Stored data:
==================================================

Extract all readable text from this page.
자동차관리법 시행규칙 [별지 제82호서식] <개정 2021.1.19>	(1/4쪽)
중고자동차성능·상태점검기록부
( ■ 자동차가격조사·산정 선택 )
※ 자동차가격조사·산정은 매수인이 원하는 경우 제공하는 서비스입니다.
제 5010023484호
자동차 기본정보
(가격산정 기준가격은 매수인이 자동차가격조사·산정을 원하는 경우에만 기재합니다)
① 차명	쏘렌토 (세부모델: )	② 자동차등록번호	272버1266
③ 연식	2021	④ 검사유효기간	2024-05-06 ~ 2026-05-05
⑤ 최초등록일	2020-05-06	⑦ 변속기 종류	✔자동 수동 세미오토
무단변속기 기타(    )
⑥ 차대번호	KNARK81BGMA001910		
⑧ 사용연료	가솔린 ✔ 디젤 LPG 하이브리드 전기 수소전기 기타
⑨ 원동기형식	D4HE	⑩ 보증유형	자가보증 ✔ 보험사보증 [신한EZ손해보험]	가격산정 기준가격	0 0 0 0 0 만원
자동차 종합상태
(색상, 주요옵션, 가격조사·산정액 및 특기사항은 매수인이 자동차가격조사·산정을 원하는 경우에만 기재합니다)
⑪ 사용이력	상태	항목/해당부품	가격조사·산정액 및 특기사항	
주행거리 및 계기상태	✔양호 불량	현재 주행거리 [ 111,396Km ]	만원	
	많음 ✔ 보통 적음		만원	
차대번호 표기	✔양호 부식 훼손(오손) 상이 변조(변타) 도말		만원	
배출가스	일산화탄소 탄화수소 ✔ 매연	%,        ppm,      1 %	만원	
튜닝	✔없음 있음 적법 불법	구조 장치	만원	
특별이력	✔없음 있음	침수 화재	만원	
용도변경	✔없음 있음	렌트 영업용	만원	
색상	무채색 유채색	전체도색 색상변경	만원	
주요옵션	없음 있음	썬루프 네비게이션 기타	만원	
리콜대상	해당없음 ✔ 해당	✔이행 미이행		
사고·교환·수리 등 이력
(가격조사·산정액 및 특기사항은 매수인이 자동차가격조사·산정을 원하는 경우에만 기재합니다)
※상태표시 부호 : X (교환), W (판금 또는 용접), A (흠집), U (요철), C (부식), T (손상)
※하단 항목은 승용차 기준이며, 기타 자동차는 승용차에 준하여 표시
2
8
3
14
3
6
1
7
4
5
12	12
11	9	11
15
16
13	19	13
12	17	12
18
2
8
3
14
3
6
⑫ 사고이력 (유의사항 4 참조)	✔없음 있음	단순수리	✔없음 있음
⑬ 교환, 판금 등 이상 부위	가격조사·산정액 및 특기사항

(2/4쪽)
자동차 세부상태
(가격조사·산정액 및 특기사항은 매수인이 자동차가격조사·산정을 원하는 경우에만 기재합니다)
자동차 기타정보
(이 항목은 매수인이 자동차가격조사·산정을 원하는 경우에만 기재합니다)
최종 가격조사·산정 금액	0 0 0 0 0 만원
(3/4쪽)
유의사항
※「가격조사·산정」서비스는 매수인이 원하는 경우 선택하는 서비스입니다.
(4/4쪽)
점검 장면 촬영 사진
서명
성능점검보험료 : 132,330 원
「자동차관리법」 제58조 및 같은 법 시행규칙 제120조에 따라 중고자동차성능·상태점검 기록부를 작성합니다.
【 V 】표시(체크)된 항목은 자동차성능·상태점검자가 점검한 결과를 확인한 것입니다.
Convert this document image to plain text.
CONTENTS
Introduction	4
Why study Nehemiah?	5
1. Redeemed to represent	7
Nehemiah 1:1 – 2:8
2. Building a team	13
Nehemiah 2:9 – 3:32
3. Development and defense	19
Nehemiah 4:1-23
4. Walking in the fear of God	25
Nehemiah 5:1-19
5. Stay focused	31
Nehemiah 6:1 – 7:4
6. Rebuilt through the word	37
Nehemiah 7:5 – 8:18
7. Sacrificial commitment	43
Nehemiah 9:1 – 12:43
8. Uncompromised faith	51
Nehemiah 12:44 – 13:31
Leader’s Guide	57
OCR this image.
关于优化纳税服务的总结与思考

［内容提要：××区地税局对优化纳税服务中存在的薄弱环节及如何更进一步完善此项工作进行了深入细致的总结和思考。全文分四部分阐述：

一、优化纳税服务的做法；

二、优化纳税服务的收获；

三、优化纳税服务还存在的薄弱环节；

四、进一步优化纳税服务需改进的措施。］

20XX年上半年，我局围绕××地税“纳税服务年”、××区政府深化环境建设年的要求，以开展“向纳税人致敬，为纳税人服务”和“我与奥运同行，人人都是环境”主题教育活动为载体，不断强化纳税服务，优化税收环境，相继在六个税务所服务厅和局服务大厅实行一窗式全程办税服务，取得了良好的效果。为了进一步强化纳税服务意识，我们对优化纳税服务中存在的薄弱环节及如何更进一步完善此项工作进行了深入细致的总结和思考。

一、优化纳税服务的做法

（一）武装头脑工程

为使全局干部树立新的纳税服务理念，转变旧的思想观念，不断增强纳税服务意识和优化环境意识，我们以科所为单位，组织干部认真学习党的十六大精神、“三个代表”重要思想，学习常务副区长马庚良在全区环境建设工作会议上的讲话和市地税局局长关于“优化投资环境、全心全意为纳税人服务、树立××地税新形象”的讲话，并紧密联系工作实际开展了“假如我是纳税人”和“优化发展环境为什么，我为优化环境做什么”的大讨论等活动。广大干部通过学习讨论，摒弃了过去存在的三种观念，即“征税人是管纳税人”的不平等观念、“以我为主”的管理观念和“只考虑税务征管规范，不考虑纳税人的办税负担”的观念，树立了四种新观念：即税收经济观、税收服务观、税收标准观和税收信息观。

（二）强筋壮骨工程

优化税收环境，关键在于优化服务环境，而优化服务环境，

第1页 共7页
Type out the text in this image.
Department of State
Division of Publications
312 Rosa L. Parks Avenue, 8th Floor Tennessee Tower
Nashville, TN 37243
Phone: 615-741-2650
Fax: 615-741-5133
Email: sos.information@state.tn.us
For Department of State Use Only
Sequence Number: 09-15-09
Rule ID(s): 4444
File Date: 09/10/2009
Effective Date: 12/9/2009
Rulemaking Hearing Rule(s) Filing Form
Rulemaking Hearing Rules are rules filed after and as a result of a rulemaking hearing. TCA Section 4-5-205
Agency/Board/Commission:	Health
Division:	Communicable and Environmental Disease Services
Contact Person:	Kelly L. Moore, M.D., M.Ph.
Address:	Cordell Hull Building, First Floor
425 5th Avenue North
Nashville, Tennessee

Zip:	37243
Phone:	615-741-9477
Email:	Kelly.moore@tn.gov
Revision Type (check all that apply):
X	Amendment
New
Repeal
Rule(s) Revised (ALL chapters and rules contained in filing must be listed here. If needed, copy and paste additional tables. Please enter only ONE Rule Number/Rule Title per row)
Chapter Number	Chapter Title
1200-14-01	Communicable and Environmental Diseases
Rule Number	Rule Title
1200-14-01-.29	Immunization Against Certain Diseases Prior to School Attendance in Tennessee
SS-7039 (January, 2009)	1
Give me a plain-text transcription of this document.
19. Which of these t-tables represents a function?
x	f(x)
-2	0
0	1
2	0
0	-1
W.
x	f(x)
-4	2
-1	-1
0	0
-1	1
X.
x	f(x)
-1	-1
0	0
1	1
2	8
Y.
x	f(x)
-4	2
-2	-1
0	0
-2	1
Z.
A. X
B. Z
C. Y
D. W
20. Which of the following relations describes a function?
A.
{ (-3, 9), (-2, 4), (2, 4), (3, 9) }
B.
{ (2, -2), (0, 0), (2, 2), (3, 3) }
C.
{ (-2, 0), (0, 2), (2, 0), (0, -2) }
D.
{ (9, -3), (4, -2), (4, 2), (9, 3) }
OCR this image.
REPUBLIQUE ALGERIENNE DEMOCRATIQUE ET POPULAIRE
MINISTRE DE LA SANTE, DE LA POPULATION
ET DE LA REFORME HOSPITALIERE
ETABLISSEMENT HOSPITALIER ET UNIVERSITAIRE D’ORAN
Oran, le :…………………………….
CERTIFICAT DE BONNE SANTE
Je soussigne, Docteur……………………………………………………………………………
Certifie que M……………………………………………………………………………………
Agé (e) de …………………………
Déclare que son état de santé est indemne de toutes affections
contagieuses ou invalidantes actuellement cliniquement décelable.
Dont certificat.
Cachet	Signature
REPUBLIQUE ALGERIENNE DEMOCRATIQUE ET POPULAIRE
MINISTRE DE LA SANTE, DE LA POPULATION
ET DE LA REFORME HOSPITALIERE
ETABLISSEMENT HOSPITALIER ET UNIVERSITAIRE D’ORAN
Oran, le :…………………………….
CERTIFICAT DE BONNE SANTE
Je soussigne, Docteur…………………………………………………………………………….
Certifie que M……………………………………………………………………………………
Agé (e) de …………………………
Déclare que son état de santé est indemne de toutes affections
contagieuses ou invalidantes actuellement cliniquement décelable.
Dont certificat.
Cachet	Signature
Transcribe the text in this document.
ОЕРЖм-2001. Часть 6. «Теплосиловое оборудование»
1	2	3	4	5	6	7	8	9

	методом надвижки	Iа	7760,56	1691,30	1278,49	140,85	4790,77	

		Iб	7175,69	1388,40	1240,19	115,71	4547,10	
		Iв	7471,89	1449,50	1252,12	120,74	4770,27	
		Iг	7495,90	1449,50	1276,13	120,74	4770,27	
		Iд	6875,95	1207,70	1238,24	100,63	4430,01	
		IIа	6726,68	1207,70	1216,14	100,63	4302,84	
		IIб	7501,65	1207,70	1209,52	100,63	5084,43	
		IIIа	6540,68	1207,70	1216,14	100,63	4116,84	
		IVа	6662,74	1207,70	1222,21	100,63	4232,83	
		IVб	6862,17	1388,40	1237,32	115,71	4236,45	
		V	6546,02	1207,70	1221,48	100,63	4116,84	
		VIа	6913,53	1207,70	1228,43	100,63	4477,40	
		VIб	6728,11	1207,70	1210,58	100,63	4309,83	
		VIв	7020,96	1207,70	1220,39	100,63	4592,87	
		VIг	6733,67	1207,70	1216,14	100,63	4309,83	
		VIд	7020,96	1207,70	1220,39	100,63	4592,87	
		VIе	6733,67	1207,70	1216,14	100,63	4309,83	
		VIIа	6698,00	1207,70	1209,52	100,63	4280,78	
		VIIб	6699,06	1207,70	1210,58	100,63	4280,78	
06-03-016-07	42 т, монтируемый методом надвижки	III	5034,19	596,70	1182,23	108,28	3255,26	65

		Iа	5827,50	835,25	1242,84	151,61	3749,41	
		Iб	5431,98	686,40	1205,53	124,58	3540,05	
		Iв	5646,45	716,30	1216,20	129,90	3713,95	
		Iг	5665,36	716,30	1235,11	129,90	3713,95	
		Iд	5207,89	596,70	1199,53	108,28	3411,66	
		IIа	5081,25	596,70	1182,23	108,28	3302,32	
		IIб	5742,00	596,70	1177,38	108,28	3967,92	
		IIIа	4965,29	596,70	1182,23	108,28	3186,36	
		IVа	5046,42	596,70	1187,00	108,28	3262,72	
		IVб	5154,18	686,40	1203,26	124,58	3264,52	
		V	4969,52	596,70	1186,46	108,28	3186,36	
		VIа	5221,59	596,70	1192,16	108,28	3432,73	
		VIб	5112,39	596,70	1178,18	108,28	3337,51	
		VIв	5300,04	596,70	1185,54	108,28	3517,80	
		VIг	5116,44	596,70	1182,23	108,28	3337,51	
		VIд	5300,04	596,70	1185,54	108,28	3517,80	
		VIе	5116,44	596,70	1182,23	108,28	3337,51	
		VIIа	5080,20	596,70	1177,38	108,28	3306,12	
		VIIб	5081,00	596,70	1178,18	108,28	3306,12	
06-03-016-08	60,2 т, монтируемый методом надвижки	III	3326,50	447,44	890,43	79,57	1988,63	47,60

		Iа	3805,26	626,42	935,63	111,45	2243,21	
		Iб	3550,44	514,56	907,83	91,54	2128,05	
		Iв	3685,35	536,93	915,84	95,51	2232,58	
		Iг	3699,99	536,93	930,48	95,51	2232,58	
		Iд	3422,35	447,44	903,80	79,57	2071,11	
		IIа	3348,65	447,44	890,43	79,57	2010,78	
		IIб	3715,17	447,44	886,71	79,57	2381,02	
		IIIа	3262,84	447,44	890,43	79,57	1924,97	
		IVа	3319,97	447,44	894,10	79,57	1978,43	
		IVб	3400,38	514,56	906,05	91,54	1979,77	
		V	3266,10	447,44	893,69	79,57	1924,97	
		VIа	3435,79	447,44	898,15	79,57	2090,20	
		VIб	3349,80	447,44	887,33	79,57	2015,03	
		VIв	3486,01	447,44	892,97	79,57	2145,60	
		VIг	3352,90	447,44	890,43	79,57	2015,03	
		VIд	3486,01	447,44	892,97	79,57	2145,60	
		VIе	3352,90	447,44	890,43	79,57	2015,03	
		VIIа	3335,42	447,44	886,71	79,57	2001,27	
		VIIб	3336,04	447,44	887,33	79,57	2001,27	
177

==================================================

■ Requirement: Every line of the listing that holds "주요옵션" should be found and copied.

■ Response for this exercise:
(색상, 주요옵션, 가격조사·산정액 및 특기사항은 매수인이 자동차가격조사·산정을 원하는 경우에만 기재합니다)
주요옵션	없음 있음	썬루프 네비게이션 기타	만원	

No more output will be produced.